[Stored data]
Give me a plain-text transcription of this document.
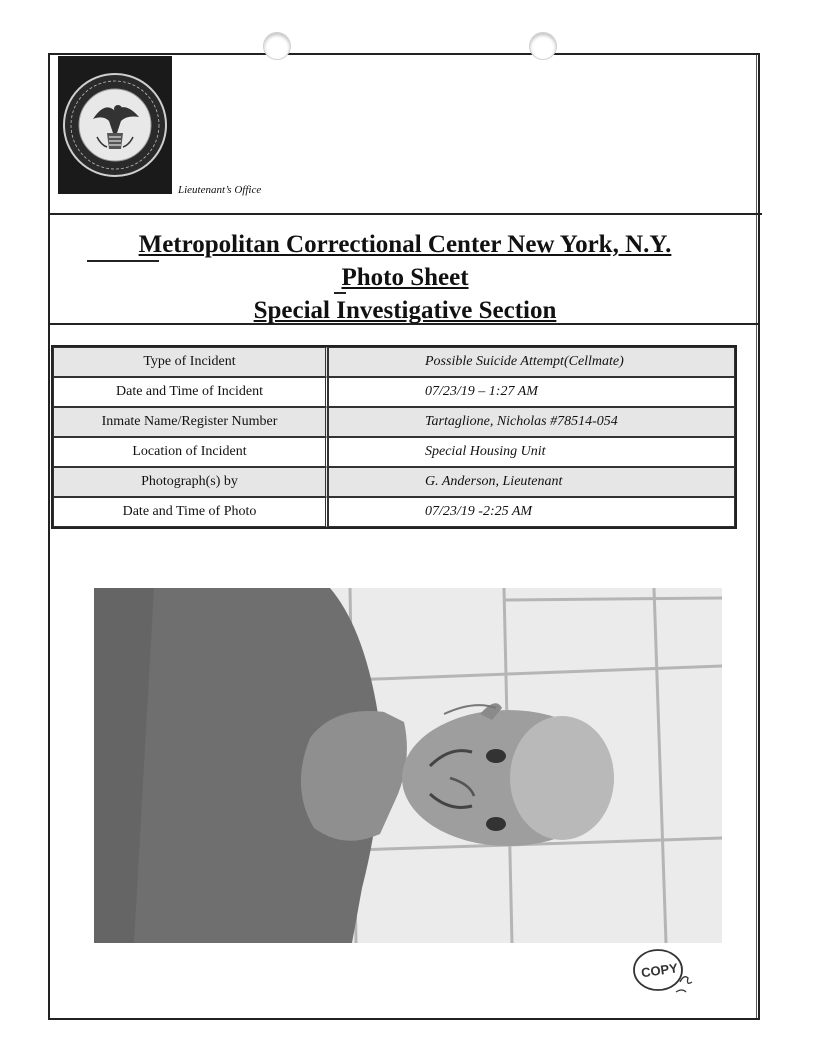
Lieutenant’s Office
Metropolitan Correctional Center New York, N.Y.
Photo Sheet
Special Investigative Section
Type of Incident	Possible Suicide Attempt(Cellmate)
Date and Time of Incident	07/23/19 – 1:27 AM
Inmate Name/Register Number	Tartaglione, Nicholas #78514-054
Location of Incident	Special Housing Unit
Photograph(s) by	G. Anderson, Lieutenant
Date and Time of Photo	07/23/19 -2:25 AM
COPY
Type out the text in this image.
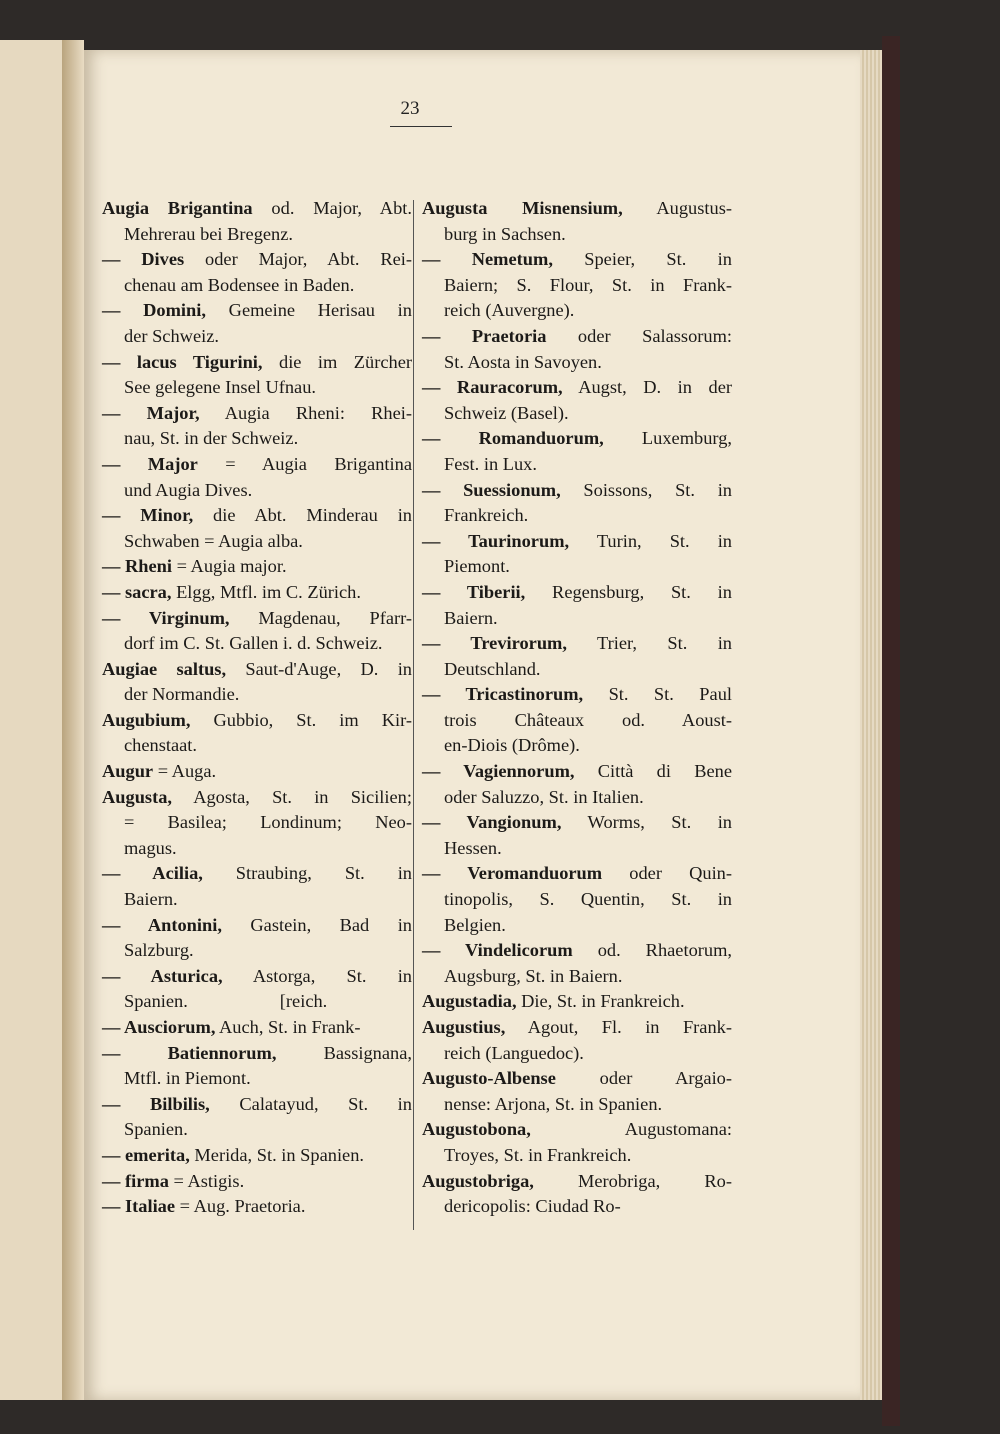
23
Augia Brigantina od. Major, Abt.
Mehrerau bei Bregenz.
— Dives oder Major, Abt. Rei-
chenau am Bodensee in Baden.
— Domini, Gemeine Herisau in
der Schweiz.
— lacus Tigurini, die im Zürcher
See gelegene Insel Ufnau.
— Major, Augia Rheni: Rhei-
nau, St. in der Schweiz.
— Major = Augia Brigantina
und Augia Dives.
— Minor, die Abt. Minderau in
Schwaben = Augia alba.
— Rheni = Augia major.
— sacra, Elgg, Mtfl. im C. Zürich.
— Virginum, Magdenau, Pfarr-
dorf im C. St. Gallen i. d. Schweiz.
Augiae saltus, Saut-d'Auge, D. in
der Normandie.
Augubium, Gubbio, St. im Kir-
chenstaat.
Augur = Auga.
Augusta, Agosta, St. in Sicilien;
= Basilea; Londinum; Neo-
magus.
— Acilia, Straubing, St. in
Baiern.
— Antonini, Gastein, Bad in
Salzburg.
— Asturica, Astorga, St. in
Spanien.                    [reich.
— Ausciorum, Auch, St. in Frank-
— Batiennorum, Bassignana,
Mtfl. in Piemont.
— Bilbilis, Calatayud, St. in
Spanien.
— emerita, Merida, St. in Spanien.
— firma = Astigis.
— Italiae = Aug. Praetoria.
Augusta Misnensium, Augustus-
burg in Sachsen.
— Nemetum, Speier, St. in
Baiern; S. Flour, St. in Frank-
reich (Auvergne).
— Praetoria oder Salassorum:
St. Aosta in Savoyen.
— Rauracorum, Augst, D. in der
Schweiz (Basel).
— Romanduorum, Luxemburg,
Fest. in Lux.
— Suessionum, Soissons, St. in
Frankreich.
— Taurinorum, Turin, St. in
Piemont.
— Tiberii, Regensburg, St. in
Baiern.
— Trevirorum, Trier, St. in
Deutschland.
— Tricastinorum, St. St. Paul
trois Châteaux od. Aoust-
en-Diois (Drôme).
— Vagiennorum, Città di Bene
oder Saluzzo, St. in Italien.
— Vangionum, Worms, St. in
Hessen.
— Veromanduorum oder Quin-
tinopolis, S. Quentin, St. in
Belgien.
— Vindelicorum od. Rhaetorum,
Augsburg, St. in Baiern.
Augustadia, Die, St. in Frankreich.
Augustius, Agout, Fl. in Frank-
reich (Languedoc).
Augusto-Albense oder Argaio-
nense: Arjona, St. in Spanien.
Augustobona, Augustomana:
Troyes, St. in Frankreich.
Augustobriga, Merobriga, Ro-
dericopolis: Ciudad Ro-
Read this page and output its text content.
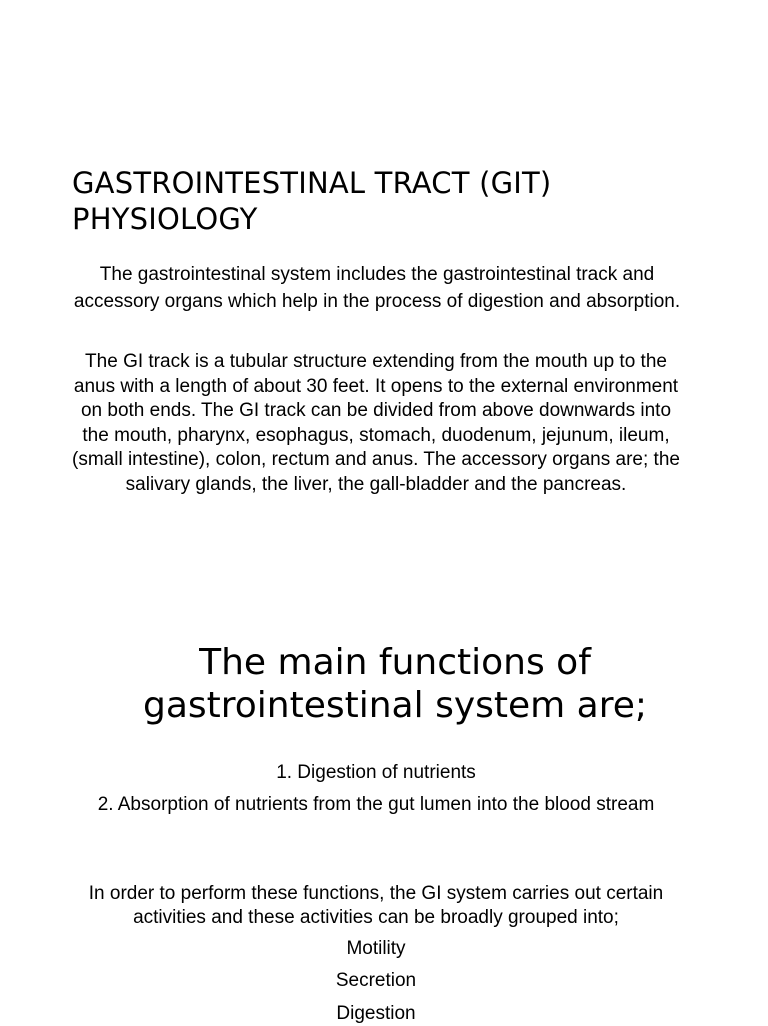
GASTROINTESTINAL TRACT (GIT)
PHYSIOLOGY

The gastrointestinal system includes the gastrointestinal track and accessory organs which help in the process of digestion and absorption.

The GI track is a tubular structure extending from the mouth up to the anus with a length of about 30 feet. It opens to the external environment on both ends. The GI track can be divided from above downwards into the mouth, pharynx, esophagus, stomach, duodenum, jejunum, ileum, (small intestine), colon, rectum and anus. The accessory organs are; the salivary glands, the liver, the gall-bladder and the pancreas.

The main functions of gastrointestinal system are;

1. Digestion of nutrients

2. Absorption of nutrients from the gut lumen into the blood stream

In order to perform these functions, the GI system carries out certain activities and these activities can be broadly grouped into;

Motility

Secretion

Digestion
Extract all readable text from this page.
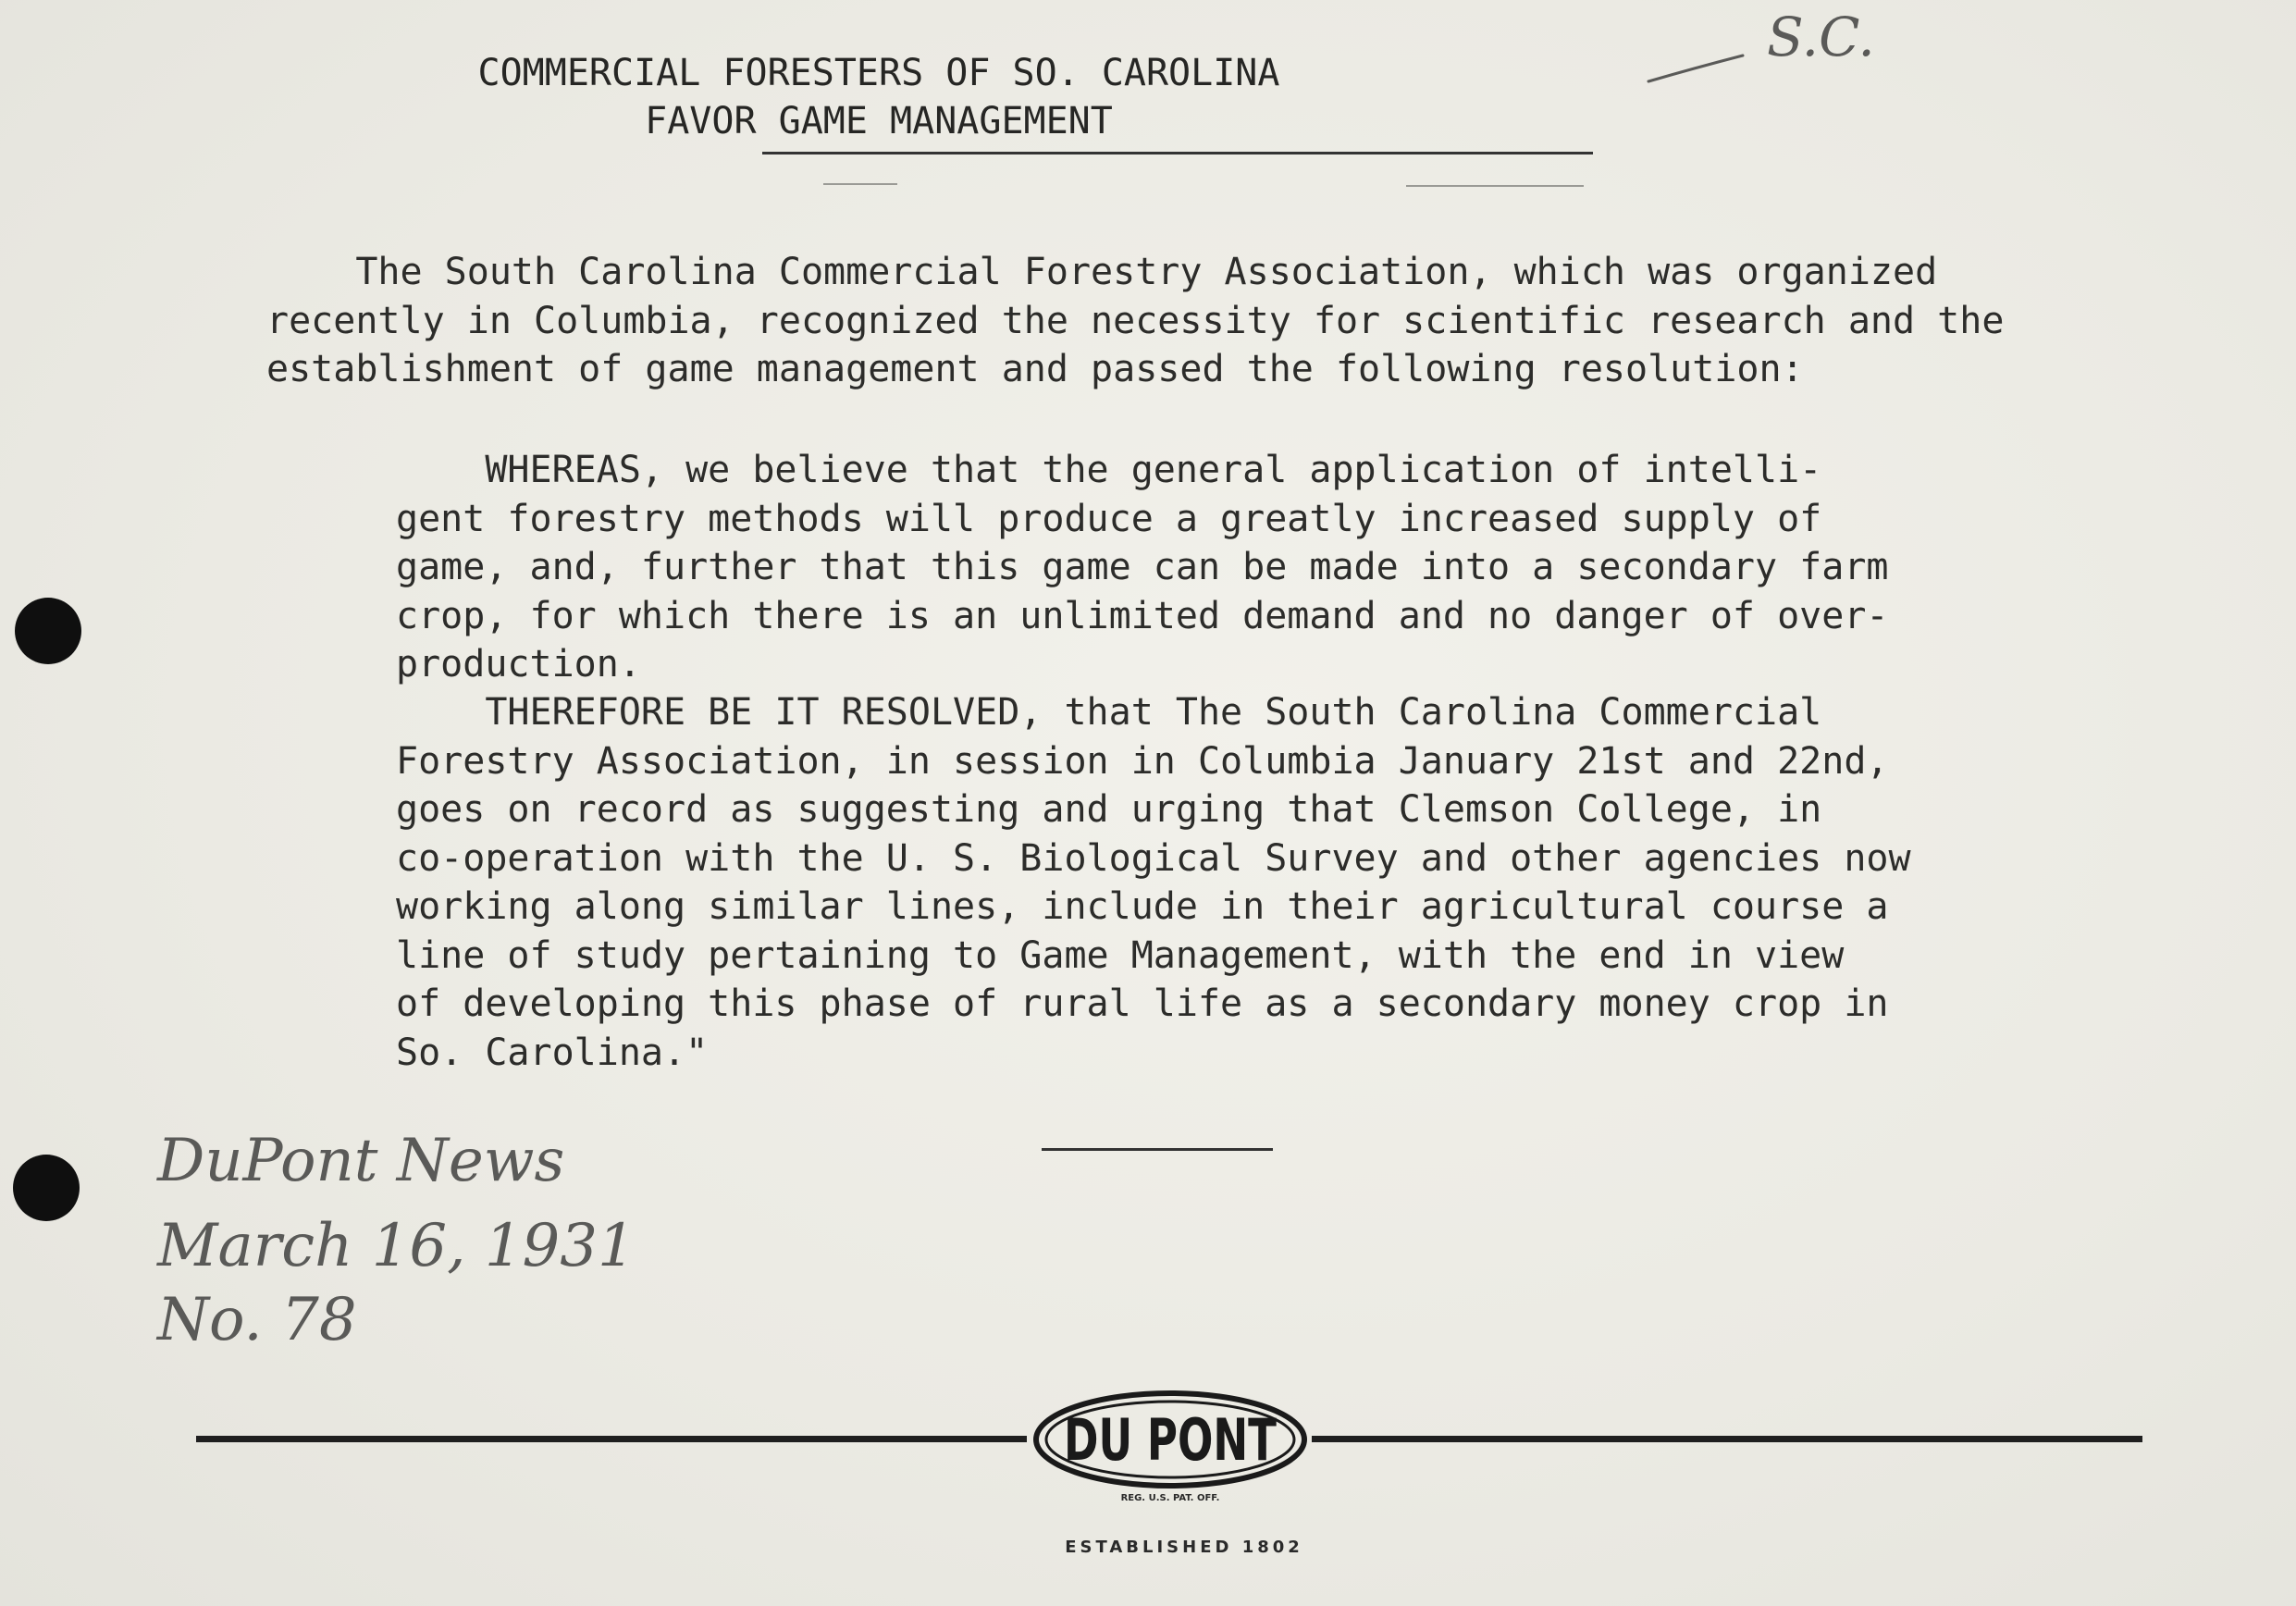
COMMERCIAL FORESTERS OF SO. CAROLINA
FAVOR GAME MANAGEMENT
S.C.
The South Carolina Commercial Forestry Association, which was organized
recently in Columbia, recognized the necessity for scientific research and the
establishment of game management and passed the following resolution:
WHEREAS, we believe that the general application of intelli-
gent forestry methods will produce a greatly increased supply of
game, and, further that this game can be made into a secondary farm
crop, for which there is an unlimited demand and no danger of over-
production.
THEREFORE BE IT RESOLVED, that The South Carolina Commercial
Forestry Association, in session in Columbia January 21st and 22nd,
goes on record as suggesting and urging that Clemson College, in
co-operation with the U. S. Biological Survey and other agencies now
working along similar lines, include in their agricultural course a
line of study pertaining to Game Management, with the end in view
of developing this phase of rural life as a secondary money crop in
So. Carolina."
DuPont News
March 16, 1931
No. 78
DU PONT
REG. U.S. PAT. OFF.
ESTABLISHED 1802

_What is being asked_:
Your task is to gather all lines from the entries above that hold the word "text".

_Result_:
Give me a plain-text transcription of this document.
Type out the text in this image.
Read this page and output its text content.
Extract all readable text from this page.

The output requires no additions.